TO BE DONE :: What is needed here is an exact copy of every entry.

DATA LINES ::
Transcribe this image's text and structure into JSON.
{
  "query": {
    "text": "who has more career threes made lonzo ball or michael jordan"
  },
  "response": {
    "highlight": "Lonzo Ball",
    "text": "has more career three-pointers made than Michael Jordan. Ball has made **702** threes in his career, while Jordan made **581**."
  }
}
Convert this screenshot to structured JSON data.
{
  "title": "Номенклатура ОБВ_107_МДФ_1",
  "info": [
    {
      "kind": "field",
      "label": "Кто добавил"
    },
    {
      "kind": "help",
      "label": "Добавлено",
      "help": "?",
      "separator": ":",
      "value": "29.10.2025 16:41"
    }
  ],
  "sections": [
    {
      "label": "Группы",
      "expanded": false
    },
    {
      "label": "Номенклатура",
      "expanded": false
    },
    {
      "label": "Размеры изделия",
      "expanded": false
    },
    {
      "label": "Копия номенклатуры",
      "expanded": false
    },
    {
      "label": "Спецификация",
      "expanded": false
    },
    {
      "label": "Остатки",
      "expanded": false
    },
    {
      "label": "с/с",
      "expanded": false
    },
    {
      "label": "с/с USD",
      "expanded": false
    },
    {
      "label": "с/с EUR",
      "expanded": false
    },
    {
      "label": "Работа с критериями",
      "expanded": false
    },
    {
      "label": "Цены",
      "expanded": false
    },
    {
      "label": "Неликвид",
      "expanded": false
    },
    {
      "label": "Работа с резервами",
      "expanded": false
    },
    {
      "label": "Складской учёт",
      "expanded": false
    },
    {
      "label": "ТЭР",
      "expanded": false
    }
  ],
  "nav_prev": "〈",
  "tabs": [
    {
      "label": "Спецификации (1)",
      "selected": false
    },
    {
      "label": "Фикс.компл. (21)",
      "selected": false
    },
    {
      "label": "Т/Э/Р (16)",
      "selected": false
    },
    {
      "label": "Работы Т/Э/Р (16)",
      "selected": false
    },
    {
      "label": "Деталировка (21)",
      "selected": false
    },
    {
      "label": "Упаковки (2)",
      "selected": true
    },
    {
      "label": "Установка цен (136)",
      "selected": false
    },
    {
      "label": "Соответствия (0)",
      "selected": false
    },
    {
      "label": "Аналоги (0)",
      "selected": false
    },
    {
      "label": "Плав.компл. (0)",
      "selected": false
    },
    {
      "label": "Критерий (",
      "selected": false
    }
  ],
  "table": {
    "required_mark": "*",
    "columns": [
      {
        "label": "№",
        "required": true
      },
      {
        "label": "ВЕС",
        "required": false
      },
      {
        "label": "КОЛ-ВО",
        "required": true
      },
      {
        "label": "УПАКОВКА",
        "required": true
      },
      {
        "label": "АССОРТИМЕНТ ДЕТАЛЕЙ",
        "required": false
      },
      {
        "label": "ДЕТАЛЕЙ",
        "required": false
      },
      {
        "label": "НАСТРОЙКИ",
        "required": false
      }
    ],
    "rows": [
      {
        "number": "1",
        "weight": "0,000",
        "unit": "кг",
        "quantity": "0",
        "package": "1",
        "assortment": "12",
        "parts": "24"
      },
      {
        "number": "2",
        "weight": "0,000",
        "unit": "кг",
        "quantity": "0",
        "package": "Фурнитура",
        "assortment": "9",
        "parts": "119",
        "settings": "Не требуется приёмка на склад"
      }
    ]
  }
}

EXERCISE RESULT ::
Transcribe this image's text and structure into JSON.
{
  "query": {
    "text": "who has more career threes made lonzo ball or michael jordan"
  },
  "response": {
    "highlight": "Lonzo Ball",
    "text": "has more career three-pointers made than Michael Jordan. Ball has made **702** threes in his career, while Jordan made **581**."
  }
}
Convert this screenshot to structured JSON data.
{
  "title": "Номенклатура ОБВ_107_МДФ_1",
  "info": [
    {
      "kind": "field",
      "label": "Кто добавил"
    },
    {
      "kind": "help",
      "label": "Добавлено",
      "help": "?",
      "separator": ":",
      "value": "29.10.2025 16:41"
    }
  ],
  "sections": [
    {
      "label": "Группы",
      "expanded": false
    },
    {
      "label": "Номенклатура",
      "expanded": false
    },
    {
      "label": "Размеры изделия",
      "expanded": false
    },
    {
      "label": "Копия номенклатуры",
      "expanded": false
    },
    {
      "label": "Спецификация",
      "expanded": false
    },
    {
      "label": "Остатки",
      "expanded": false
    },
    {
      "label": "с/с",
      "expanded": false
    },
    {
      "label": "с/с USD",
      "expanded": false
    },
    {
      "label": "с/с EUR",
      "expanded": false
    },
    {
      "label": "Работа с критериями",
      "expanded": false
    },
    {
      "label": "Цены",
      "expanded": false
    },
    {
      "label": "Неликвид",
      "expanded": false
    },
    {
      "label": "Работа с резервами",
      "expanded": false
    },
    {
      "label": "Складской учёт",
      "expanded": false
    },
    {
      "label": "ТЭР",
      "expanded": false
    }
  ],
  "nav_prev": "〈",
  "tabs": [
    {
      "label": "Спецификации (1)",
      "selected": false
    },
    {
      "label": "Фикс.компл. (21)",
      "selected": false
    },
    {
      "label": "Т/Э/Р (16)",
      "selected": false
    },
    {
      "label": "Работы Т/Э/Р (16)",
      "selected": false
    },
    {
      "label": "Деталировка (21)",
      "selected": false
    },
    {
      "label": "Упаковки (2)",
      "selected": true
    },
    {
      "label": "Установка цен (136)",
      "selected": false
    },
    {
      "label": "Соответствия (0)",
      "selected": false
    },
    {
      "label": "Аналоги (0)",
      "selected": false
    },
    {
      "label": "Плав.компл. (0)",
      "selected": false
    },
    {
      "label": "Критерий (",
      "selected": false
    }
  ],
  "table": {
    "required_mark": "*",
    "columns": [
      {
        "label": "№",
        "required": true
      },
      {
        "label": "ВЕС",
        "required": false
      },
      {
        "label": "КОЛ-ВО",
        "required": true
      },
      {
        "label": "УПАКОВКА",
        "required": true
      },
      {
        "label": "АССОРТИМЕНТ ДЕТАЛЕЙ",
        "required": false
      },
      {
        "label": "ДЕТАЛЕЙ",
        "required": false
      },
      {
        "label": "НАСТРОЙКИ",
        "required": false
      }
    ],
    "rows": [
      {
        "number": "1",
        "weight": "0,000",
        "unit": "кг",
        "quantity": "0",
        "package": "1",
        "assortment": "12",
        "parts": "24"
      },
      {
        "number": "2",
        "weight": "0,000",
        "unit": "кг",
        "quantity": "0",
        "package": "Фурнитура",
        "assortment": "9",
        "parts": "119",
        "settings": "Не требуется приёмка на склад"
      }
    ]
  }
}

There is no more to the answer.